→ TASK TO CARRY OUT
Exclude any images and output the remaining records exactly.

→ RECORDS PROVIDED
......
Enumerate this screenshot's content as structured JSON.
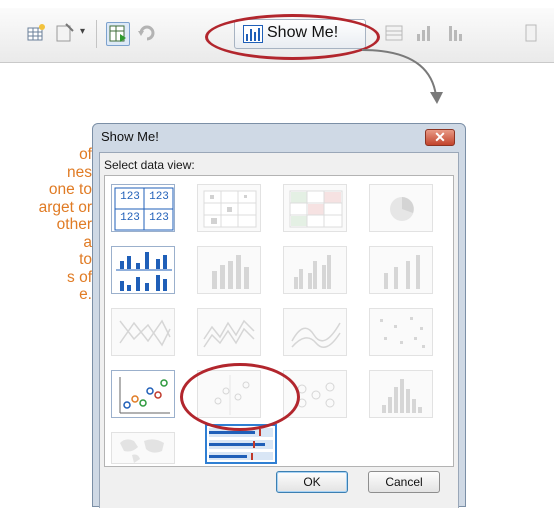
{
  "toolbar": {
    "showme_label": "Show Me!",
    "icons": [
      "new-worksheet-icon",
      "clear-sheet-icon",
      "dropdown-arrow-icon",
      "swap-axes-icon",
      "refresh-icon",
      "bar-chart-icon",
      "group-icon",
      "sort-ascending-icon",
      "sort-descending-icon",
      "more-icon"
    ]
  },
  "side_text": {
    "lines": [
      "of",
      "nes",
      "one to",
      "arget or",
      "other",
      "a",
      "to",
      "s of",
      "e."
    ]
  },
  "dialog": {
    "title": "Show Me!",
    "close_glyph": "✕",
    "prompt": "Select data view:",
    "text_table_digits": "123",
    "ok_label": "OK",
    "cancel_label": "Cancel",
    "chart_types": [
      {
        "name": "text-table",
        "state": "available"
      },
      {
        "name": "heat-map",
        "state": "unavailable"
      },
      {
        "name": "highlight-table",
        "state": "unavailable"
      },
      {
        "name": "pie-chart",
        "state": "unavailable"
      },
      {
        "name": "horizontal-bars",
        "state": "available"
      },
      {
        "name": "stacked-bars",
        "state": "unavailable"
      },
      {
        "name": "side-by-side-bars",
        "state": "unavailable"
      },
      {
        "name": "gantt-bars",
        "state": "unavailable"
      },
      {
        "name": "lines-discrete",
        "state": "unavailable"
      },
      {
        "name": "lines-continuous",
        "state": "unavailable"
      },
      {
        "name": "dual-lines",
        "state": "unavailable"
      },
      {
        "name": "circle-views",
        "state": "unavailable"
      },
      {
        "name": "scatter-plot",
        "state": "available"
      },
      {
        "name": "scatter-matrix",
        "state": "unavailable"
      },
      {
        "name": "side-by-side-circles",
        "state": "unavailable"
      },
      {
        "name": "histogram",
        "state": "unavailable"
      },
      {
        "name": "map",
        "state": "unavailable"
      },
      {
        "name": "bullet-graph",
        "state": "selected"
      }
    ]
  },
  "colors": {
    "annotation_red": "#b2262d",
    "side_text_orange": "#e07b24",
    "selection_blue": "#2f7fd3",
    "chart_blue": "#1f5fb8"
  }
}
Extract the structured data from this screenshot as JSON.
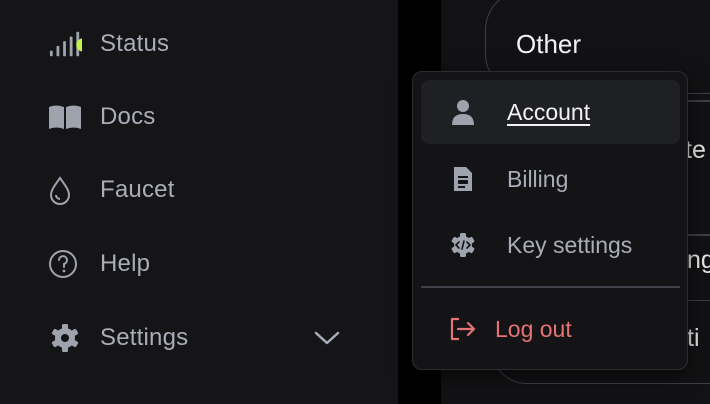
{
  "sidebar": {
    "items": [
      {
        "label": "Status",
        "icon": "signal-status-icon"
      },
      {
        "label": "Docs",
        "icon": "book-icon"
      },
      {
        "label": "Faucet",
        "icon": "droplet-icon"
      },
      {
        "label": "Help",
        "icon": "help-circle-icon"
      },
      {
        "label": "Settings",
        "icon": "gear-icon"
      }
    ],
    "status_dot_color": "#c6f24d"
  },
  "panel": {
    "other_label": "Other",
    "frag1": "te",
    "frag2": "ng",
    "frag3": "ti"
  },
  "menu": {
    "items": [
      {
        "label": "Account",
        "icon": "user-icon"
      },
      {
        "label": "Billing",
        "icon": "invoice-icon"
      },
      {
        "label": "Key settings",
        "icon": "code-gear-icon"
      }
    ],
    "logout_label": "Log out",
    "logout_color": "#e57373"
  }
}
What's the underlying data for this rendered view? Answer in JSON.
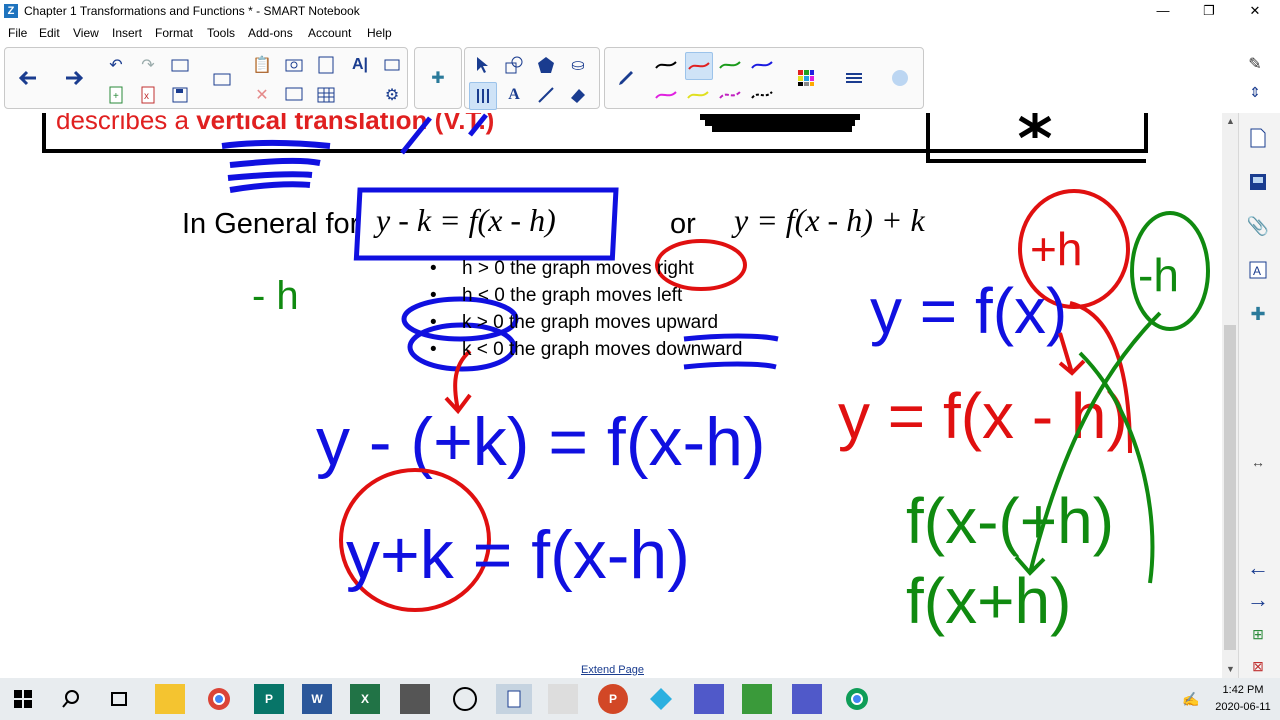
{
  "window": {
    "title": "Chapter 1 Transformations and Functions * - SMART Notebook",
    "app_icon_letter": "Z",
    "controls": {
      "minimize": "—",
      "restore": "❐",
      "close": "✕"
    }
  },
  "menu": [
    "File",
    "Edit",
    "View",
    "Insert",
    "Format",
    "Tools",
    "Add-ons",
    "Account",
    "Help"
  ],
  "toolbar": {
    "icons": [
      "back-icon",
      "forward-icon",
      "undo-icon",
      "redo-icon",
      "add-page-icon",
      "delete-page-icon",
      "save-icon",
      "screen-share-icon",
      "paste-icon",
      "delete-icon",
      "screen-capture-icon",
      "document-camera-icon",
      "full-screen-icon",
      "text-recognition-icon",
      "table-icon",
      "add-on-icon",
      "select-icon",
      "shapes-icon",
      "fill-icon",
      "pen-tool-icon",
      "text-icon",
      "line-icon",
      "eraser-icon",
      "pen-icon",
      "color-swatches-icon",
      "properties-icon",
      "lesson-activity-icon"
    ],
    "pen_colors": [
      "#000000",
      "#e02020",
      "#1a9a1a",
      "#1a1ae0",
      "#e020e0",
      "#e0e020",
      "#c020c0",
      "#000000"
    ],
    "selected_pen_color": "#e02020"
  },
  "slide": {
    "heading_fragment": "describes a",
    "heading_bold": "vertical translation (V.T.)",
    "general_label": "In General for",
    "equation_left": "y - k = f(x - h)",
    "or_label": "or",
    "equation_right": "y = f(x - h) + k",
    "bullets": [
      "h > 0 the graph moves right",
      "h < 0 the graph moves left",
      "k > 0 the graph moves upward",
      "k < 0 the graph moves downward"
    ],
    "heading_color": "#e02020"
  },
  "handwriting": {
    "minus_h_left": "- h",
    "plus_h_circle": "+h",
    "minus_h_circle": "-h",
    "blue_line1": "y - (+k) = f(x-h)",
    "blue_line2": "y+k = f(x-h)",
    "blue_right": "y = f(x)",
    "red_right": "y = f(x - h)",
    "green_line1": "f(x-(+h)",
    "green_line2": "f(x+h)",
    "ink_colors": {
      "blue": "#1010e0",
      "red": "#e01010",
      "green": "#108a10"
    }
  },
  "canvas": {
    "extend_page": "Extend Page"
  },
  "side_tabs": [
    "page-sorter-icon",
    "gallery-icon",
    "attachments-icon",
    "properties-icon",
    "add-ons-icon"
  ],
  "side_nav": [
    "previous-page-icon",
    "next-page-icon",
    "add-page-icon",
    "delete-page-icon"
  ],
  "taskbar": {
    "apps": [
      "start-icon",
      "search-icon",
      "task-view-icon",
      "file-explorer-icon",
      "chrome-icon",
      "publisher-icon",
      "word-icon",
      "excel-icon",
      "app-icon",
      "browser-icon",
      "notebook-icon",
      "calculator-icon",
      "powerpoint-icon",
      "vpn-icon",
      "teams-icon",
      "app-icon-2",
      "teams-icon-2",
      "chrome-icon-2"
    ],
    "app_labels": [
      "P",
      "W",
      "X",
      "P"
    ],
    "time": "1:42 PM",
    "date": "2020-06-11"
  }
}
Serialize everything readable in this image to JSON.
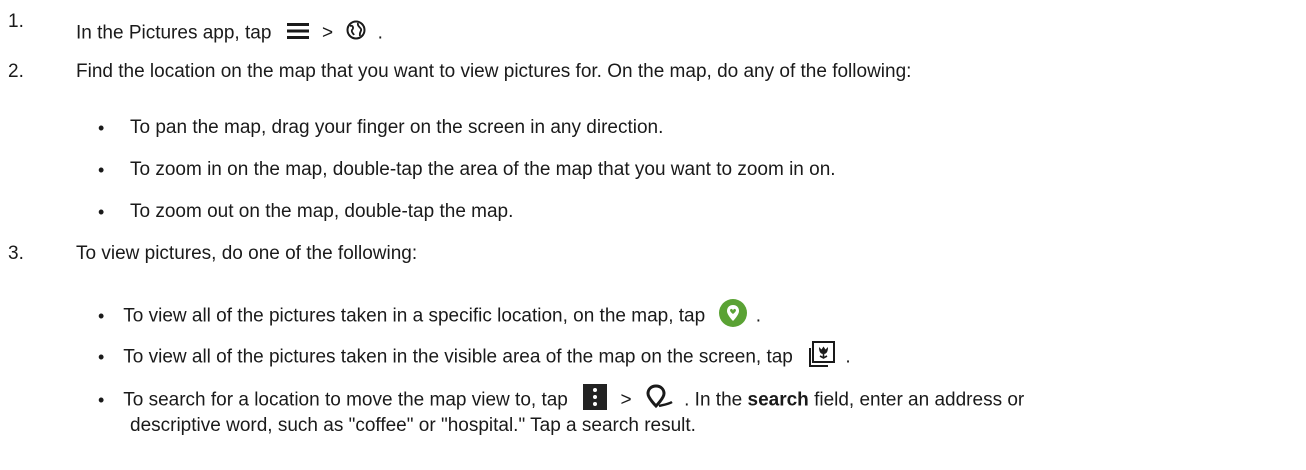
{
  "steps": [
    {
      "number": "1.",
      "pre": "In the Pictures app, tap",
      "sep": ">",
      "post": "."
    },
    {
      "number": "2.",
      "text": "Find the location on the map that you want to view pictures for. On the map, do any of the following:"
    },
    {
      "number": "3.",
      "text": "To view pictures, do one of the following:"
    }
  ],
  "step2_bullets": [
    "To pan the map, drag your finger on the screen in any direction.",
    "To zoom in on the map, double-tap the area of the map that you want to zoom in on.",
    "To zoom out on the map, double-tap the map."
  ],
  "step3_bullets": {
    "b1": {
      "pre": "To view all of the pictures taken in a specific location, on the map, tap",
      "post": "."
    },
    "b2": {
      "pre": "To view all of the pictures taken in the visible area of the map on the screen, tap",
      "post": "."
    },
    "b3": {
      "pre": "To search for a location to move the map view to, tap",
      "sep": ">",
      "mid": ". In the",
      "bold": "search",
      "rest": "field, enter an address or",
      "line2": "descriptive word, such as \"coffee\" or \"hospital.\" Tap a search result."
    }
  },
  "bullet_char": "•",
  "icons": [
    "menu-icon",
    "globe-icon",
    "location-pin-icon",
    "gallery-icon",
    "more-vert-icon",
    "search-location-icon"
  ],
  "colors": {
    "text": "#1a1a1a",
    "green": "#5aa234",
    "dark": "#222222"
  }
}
......
→ EXERCISE SOLUTION
Enumerate this screenshot's content as structured JSON.
{
  "toolbar": {
    "showme_label": "Show Me!",
    "icons": [
      "new-worksheet-icon",
      "clear-sheet-icon",
      "dropdown-arrow-icon",
      "swap-axes-icon",
      "refresh-icon",
      "bar-chart-icon",
      "group-icon",
      "sort-ascending-icon",
      "sort-descending-icon",
      "more-icon"
    ]
  },
  "side_text": {
    "lines": [
      "of",
      "nes",
      "one to",
      "arget or",
      "other",
      "a",
      "to",
      "s of",
      "e."
    ]
  },
  "dialog": {
    "title": "Show Me!",
    "close_glyph": "✕",
    "prompt": "Select data view:",
    "text_table_digits": "123",
    "ok_label": "OK",
    "cancel_label": "Cancel",
    "chart_types": [
      {
        "name": "text-table",
        "state": "available"
      },
      {
        "name": "heat-map",
        "state": "unavailable"
      },
      {
        "name": "highlight-table",
        "state": "unavailable"
      },
      {
        "name": "pie-chart",
        "state": "unavailable"
      },
      {
        "name": "horizontal-bars",
        "state": "available"
      },
      {
        "name": "stacked-bars",
        "state": "unavailable"
      },
      {
        "name": "side-by-side-bars",
        "state": "unavailable"
      },
      {
        "name": "gantt-bars",
        "state": "unavailable"
      },
      {
        "name": "lines-discrete",
        "state": "unavailable"
      },
      {
        "name": "lines-continuous",
        "state": "unavailable"
      },
      {
        "name": "dual-lines",
        "state": "unavailable"
      },
      {
        "name": "circle-views",
        "state": "unavailable"
      },
      {
        "name": "scatter-plot",
        "state": "available"
      },
      {
        "name": "scatter-matrix",
        "state": "unavailable"
      },
      {
        "name": "side-by-side-circles",
        "state": "unavailable"
      },
      {
        "name": "histogram",
        "state": "unavailable"
      },
      {
        "name": "map",
        "state": "unavailable"
      },
      {
        "name": "bullet-graph",
        "state": "selected"
      }
    ]
  },
  "colors": {
    "annotation_red": "#b2262d",
    "side_text_orange": "#e07b24",
    "selection_blue": "#2f7fd3",
    "chart_blue": "#1f5fb8"
  }
}
Extract the structured data from this screenshot as JSON.
{
  "sidebar": {
    "items": [
      {
        "label": "Status",
        "icon": "signal-status-icon"
      },
      {
        "label": "Docs",
        "icon": "book-icon"
      },
      {
        "label": "Faucet",
        "icon": "droplet-icon"
      },
      {
        "label": "Help",
        "icon": "help-circle-icon"
      },
      {
        "label": "Settings",
        "icon": "gear-icon"
      }
    ],
    "status_dot_color": "#c6f24d"
  },
  "panel": {
    "other_label": "Other",
    "frag1": "te",
    "frag2": "ng",
    "frag3": "ti"
  },
  "menu": {
    "items": [
      {
        "label": "Account",
        "icon": "user-icon"
      },
      {
        "label": "Billing",
        "icon": "invoice-icon"
      },
      {
        "label": "Key settings",
        "icon": "code-gear-icon"
      }
    ],
    "logout_label": "Log out",
    "logout_color": "#e57373"
  }
}
What's the underlying data for this rendered view? Answer in JSON.
{
  "window": {
    "title": "Chapter 1 Transformations and Functions * - SMART Notebook",
    "app_icon_letter": "Z",
    "controls": {
      "minimize": "—",
      "restore": "❐",
      "close": "✕"
    }
  },
  "menu": [
    "File",
    "Edit",
    "View",
    "Insert",
    "Format",
    "Tools",
    "Add-ons",
    "Account",
    "Help"
  ],
  "toolbar": {
    "icons": [
      "back-icon",
      "forward-icon",
      "undo-icon",
      "redo-icon",
      "add-page-icon",
      "delete-page-icon",
      "save-icon",
      "screen-share-icon",
      "paste-icon",
      "delete-icon",
      "screen-capture-icon",
      "document-camera-icon",
      "full-screen-icon",
      "text-recognition-icon",
      "table-icon",
      "add-on-icon",
      "select-icon",
      "shapes-icon",
      "fill-icon",
      "pen-tool-icon",
      "text-icon",
      "line-icon",
      "eraser-icon",
      "pen-icon",
      "color-swatches-icon",
      "properties-icon",
      "lesson-activity-icon"
    ],
    "pen_colors": [
      "#000000",
      "#e02020",
      "#1a9a1a",
      "#1a1ae0",
      "#e020e0",
      "#e0e020",
      "#c020c0",
      "#000000"
    ],
    "selected_pen_color": "#e02020"
  },
  "slide": {
    "heading_fragment": "describes a",
    "heading_bold": "vertical translation (V.T.)",
    "general_label": "In General for",
    "equation_left": "y - k = f(x - h)",
    "or_label": "or",
    "equation_right": "y = f(x - h) + k",
    "bullets": [
      "h > 0 the graph moves right",
      "h < 0 the graph moves left",
      "k > 0 the graph moves upward",
      "k < 0 the graph moves downward"
    ],
    "heading_color": "#e02020"
  },
  "handwriting": {
    "minus_h_left": "- h",
    "plus_h_circle": "+h",
    "minus_h_circle": "-h",
    "blue_line1": "y - (+k) = f(x-h)",
    "blue_line2": "y+k = f(x-h)",
    "blue_right": "y = f(x)",
    "red_right": "y = f(x - h)",
    "green_line1": "f(x-(+h)",
    "green_line2": "f(x+h)",
    "ink_colors": {
      "blue": "#1010e0",
      "red": "#e01010",
      "green": "#108a10"
    }
  },
  "canvas": {
    "extend_page": "Extend Page"
  },
  "side_tabs": [
    "page-sorter-icon",
    "gallery-icon",
    "attachments-icon",
    "properties-icon",
    "add-ons-icon"
  ],
  "side_nav": [
    "previous-page-icon",
    "next-page-icon",
    "add-page-icon",
    "delete-page-icon"
  ],
  "taskbar": {
    "apps": [
      "start-icon",
      "search-icon",
      "task-view-icon",
      "file-explorer-icon",
      "chrome-icon",
      "publisher-icon",
      "word-icon",
      "excel-icon",
      "app-icon",
      "browser-icon",
      "notebook-icon",
      "calculator-icon",
      "powerpoint-icon",
      "vpn-icon",
      "teams-icon",
      "app-icon-2",
      "teams-icon-2",
      "chrome-icon-2"
    ],
    "app_labels": [
      "P",
      "W",
      "X",
      "P"
    ],
    "time": "1:42 PM",
    "date": "2020-06-11"
  }
}
Serialize everything readable in this image to JSON.
{
  "steps": [
    {
      "number": "1.",
      "pre": "In the Pictures app, tap",
      "sep": ">",
      "post": "."
    },
    {
      "number": "2.",
      "text": "Find the location on the map that you want to view pictures for. On the map, do any of the following:"
    },
    {
      "number": "3.",
      "text": "To view pictures, do one of the following:"
    }
  ],
  "step2_bullets": [
    "To pan the map, drag your finger on the screen in any direction.",
    "To zoom in on the map, double-tap the area of the map that you want to zoom in on.",
    "To zoom out on the map, double-tap the map."
  ],
  "step3_bullets": {
    "b1": {
      "pre": "To view all of the pictures taken in a specific location, on the map, tap",
      "post": "."
    },
    "b2": {
      "pre": "To view all of the pictures taken in the visible area of the map on the screen, tap",
      "post": "."
    },
    "b3": {
      "pre": "To search for a location to move the map view to, tap",
      "sep": ">",
      "mid": ". In the",
      "bold": "search",
      "rest": "field, enter an address or",
      "line2": "descriptive word, such as \"coffee\" or \"hospital.\" Tap a search result."
    }
  },
  "bullet_char": "•",
  "icons": [
    "menu-icon",
    "globe-icon",
    "location-pin-icon",
    "gallery-icon",
    "more-vert-icon",
    "search-location-icon"
  ],
  "colors": {
    "text": "#1a1a1a",
    "green": "#5aa234",
    "dark": "#222222"
  }
}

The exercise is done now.